Element location data:

____________________

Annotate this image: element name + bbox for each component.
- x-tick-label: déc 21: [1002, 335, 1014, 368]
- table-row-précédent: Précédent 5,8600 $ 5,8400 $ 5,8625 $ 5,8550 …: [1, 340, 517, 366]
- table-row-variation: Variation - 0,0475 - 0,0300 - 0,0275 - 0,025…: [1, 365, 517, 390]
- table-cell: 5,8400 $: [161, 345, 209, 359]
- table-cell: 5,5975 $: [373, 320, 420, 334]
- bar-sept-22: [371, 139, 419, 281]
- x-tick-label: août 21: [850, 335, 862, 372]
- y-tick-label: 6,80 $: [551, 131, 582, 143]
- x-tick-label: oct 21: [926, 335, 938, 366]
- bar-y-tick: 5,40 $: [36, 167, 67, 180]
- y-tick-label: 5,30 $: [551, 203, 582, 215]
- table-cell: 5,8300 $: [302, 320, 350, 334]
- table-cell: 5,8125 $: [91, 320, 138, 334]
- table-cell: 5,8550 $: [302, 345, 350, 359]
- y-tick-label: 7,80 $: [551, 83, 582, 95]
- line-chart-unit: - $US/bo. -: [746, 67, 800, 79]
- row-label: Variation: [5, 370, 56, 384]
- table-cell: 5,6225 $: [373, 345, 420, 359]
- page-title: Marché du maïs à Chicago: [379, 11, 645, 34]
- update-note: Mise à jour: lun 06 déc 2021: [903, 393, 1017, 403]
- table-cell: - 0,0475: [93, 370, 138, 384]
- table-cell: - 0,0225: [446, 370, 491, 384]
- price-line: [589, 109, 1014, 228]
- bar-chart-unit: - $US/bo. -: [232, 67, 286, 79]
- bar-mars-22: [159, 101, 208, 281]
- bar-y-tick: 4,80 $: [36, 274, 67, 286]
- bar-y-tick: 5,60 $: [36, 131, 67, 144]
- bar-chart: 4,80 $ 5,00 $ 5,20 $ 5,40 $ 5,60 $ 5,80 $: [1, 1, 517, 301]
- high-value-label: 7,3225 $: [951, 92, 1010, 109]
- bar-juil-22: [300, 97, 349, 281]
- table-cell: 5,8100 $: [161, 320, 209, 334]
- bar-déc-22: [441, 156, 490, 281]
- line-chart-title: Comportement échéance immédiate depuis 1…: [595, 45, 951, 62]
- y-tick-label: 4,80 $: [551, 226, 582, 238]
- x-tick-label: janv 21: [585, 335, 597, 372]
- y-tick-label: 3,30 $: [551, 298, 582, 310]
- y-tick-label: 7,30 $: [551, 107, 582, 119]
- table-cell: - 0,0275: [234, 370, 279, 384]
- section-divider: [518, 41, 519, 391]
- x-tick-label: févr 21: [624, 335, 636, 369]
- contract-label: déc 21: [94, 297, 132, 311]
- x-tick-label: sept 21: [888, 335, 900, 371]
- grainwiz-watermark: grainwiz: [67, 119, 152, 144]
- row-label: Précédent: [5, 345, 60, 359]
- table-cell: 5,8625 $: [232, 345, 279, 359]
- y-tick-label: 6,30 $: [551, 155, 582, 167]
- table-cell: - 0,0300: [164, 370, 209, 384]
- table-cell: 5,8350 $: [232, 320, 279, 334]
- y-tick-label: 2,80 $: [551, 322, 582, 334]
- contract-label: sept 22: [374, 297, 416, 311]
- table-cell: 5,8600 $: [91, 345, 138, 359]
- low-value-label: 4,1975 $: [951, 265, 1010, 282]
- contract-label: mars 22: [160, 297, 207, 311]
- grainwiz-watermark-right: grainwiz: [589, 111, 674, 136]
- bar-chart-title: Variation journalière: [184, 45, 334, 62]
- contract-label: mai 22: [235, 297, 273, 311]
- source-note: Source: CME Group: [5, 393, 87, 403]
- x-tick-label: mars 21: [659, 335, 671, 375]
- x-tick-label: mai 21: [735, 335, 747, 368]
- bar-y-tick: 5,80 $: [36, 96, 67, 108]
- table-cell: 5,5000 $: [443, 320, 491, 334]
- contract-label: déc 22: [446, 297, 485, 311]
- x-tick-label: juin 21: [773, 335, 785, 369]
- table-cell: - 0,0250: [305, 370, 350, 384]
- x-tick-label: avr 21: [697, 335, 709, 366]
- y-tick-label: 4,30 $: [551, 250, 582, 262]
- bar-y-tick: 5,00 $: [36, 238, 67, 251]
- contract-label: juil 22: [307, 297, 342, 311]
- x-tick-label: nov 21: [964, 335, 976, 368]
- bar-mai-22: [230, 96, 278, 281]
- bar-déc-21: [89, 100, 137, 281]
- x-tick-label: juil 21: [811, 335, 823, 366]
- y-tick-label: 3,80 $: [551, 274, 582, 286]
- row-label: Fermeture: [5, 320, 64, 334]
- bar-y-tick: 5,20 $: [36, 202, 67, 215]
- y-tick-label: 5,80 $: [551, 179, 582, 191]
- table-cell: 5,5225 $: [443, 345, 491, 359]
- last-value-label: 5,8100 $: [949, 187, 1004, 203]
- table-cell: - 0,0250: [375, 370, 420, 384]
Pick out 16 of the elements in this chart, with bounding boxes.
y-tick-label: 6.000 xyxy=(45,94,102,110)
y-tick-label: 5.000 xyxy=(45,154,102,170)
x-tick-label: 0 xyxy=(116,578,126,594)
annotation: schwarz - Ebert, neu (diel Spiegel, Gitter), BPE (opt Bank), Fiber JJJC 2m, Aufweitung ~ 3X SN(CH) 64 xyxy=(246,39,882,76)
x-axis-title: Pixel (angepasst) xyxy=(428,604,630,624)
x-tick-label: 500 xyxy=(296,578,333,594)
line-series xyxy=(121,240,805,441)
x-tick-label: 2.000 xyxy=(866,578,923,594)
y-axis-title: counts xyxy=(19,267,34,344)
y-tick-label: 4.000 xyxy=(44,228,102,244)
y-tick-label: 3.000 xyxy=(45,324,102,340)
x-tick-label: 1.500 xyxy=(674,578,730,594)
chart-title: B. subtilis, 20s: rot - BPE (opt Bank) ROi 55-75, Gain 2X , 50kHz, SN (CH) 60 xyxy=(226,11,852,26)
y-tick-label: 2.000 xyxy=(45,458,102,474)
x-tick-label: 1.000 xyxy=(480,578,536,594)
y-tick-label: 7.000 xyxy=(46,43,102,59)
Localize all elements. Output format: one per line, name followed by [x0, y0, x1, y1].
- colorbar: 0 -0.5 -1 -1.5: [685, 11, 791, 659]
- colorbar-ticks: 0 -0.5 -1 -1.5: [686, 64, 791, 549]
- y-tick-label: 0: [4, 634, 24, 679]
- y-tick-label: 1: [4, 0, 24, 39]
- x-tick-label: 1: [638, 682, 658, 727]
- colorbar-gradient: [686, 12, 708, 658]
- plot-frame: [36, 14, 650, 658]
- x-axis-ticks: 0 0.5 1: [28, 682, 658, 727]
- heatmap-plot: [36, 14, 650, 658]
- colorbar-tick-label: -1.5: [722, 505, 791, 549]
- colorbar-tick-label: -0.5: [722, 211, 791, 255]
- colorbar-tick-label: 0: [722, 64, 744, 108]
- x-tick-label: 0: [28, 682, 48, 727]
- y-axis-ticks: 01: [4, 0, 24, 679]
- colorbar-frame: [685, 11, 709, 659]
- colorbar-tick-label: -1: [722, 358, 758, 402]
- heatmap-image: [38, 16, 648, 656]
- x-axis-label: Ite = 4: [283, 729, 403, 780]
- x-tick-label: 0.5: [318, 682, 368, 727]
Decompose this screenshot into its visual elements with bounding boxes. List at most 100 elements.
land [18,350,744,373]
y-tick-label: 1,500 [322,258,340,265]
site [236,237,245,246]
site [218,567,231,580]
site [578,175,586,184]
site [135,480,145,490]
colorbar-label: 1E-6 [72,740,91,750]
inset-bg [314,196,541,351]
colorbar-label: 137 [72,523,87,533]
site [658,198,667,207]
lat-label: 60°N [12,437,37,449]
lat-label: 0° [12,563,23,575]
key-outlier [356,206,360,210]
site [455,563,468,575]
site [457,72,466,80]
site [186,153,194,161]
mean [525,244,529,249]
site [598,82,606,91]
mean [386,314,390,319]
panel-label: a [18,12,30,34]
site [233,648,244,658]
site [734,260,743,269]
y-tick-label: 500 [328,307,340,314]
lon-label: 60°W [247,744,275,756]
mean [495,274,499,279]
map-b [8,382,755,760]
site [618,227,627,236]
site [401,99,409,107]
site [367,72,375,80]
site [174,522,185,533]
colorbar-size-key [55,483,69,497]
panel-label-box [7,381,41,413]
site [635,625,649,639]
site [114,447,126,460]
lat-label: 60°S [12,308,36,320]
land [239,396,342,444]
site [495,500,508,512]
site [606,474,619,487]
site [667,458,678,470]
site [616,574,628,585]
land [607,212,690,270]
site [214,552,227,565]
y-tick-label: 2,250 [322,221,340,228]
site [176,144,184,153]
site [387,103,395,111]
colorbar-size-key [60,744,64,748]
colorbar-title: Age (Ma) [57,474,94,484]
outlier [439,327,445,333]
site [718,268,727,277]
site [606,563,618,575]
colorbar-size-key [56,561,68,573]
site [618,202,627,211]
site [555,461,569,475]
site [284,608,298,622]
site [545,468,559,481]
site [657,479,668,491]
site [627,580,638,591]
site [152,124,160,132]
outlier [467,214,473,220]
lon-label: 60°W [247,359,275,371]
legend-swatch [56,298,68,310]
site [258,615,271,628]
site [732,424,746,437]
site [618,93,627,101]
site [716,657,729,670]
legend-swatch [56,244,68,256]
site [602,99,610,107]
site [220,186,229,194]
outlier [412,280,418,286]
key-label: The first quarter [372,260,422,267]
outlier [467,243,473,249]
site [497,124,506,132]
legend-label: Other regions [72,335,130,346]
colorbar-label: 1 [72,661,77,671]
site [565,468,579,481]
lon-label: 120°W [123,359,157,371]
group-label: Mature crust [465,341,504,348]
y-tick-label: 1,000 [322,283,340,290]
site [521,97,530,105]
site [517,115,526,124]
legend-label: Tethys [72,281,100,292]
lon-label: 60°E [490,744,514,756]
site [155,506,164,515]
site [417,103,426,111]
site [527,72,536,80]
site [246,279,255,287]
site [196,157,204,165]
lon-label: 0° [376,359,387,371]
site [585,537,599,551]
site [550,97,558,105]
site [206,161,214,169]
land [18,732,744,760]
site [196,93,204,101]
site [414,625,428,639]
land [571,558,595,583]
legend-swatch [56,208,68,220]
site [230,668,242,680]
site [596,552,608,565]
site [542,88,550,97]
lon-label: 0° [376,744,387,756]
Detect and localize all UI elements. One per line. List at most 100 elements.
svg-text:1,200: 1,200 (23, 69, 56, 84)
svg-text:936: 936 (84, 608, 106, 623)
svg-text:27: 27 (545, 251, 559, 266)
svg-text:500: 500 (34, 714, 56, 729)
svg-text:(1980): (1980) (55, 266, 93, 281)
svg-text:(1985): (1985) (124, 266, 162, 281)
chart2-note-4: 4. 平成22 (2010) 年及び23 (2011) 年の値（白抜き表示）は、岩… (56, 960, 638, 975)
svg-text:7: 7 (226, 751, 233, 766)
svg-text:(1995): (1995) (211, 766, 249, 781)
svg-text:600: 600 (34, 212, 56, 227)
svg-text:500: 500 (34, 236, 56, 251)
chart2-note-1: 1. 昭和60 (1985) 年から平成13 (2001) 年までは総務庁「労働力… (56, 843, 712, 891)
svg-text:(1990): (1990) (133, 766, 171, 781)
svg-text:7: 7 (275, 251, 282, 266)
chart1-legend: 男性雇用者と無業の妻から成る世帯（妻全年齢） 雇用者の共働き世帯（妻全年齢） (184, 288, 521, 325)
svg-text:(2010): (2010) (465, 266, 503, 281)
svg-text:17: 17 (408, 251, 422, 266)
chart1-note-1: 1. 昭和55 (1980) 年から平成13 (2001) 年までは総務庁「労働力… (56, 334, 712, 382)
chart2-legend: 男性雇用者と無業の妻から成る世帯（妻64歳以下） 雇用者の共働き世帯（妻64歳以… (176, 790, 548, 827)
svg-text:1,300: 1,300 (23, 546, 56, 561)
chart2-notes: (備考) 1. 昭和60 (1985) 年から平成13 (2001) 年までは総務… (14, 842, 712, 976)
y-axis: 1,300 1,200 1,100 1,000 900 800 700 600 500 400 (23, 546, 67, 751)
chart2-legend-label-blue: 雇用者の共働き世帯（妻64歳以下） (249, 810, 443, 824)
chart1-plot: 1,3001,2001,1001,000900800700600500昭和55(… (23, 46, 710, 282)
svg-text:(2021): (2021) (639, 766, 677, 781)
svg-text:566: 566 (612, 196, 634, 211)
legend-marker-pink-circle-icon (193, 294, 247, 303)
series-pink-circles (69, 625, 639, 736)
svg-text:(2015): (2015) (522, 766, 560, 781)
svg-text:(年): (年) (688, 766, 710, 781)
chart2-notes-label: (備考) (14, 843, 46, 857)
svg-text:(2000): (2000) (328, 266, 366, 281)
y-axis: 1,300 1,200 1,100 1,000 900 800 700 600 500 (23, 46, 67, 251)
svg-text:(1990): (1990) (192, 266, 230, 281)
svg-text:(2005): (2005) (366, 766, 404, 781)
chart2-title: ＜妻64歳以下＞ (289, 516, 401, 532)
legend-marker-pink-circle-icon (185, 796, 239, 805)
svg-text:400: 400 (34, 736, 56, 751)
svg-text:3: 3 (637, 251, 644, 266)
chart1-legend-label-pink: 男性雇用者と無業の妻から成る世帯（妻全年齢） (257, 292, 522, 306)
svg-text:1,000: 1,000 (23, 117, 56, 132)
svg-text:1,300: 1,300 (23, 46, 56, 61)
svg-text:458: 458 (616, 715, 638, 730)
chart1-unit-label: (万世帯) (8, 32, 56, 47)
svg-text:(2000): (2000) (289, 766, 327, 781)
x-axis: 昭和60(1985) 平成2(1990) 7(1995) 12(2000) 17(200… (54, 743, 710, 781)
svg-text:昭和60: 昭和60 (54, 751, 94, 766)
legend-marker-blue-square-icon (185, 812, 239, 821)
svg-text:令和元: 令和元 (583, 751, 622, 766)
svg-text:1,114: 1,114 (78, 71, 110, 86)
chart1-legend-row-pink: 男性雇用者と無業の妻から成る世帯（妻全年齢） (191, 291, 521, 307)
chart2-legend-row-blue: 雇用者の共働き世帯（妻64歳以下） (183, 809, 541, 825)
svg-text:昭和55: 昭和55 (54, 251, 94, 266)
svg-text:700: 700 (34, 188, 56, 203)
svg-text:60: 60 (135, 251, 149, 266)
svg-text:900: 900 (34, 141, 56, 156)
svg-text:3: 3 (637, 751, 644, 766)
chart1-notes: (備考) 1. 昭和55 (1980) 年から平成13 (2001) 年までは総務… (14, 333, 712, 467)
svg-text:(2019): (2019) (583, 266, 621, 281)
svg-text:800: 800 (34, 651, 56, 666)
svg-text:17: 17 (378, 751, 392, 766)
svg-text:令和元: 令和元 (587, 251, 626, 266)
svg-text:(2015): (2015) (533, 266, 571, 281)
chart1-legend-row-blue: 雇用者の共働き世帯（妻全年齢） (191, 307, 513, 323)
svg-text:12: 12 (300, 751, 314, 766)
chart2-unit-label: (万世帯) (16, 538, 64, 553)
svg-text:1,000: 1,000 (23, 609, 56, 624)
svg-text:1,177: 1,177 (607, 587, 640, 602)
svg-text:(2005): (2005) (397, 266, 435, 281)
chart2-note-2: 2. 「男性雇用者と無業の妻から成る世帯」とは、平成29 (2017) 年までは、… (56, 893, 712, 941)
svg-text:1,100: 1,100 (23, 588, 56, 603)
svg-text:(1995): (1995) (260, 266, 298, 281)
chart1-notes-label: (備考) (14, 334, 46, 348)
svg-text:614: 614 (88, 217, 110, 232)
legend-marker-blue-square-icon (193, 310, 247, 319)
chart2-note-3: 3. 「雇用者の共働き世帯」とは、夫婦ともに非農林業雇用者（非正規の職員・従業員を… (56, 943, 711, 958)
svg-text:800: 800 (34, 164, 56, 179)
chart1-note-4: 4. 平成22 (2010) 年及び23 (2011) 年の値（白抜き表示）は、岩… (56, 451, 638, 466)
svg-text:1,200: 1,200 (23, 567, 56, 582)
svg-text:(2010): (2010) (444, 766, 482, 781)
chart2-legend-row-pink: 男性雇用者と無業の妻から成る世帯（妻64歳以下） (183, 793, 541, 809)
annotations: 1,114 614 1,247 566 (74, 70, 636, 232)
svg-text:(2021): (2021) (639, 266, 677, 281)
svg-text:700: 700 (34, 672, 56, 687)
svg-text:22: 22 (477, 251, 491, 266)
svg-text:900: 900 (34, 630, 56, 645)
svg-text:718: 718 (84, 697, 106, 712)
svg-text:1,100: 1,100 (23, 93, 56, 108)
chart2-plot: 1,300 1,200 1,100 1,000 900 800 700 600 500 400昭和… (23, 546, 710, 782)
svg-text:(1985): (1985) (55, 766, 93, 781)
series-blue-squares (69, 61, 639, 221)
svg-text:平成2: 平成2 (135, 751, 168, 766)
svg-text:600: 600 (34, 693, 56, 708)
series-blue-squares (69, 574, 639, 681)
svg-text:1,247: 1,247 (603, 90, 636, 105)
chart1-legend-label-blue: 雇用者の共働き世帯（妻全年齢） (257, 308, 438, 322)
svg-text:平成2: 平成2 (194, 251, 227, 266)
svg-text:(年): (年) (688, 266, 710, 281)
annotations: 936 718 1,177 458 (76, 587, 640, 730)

____________________

Given problem
Return the records from the start through the line with "- table-row-précédent: Précédent", reproducing them exactly, both ends included.

Solution to the problem
Annotate this image: element name + bbox for each component.
- x-tick-label: déc 21: [1002, 335, 1014, 368]
- table-row-précédent: Précédent 5,8600 $ 5,8400 $ 5,8625 $ 5,8550 …: [1, 340, 517, 366]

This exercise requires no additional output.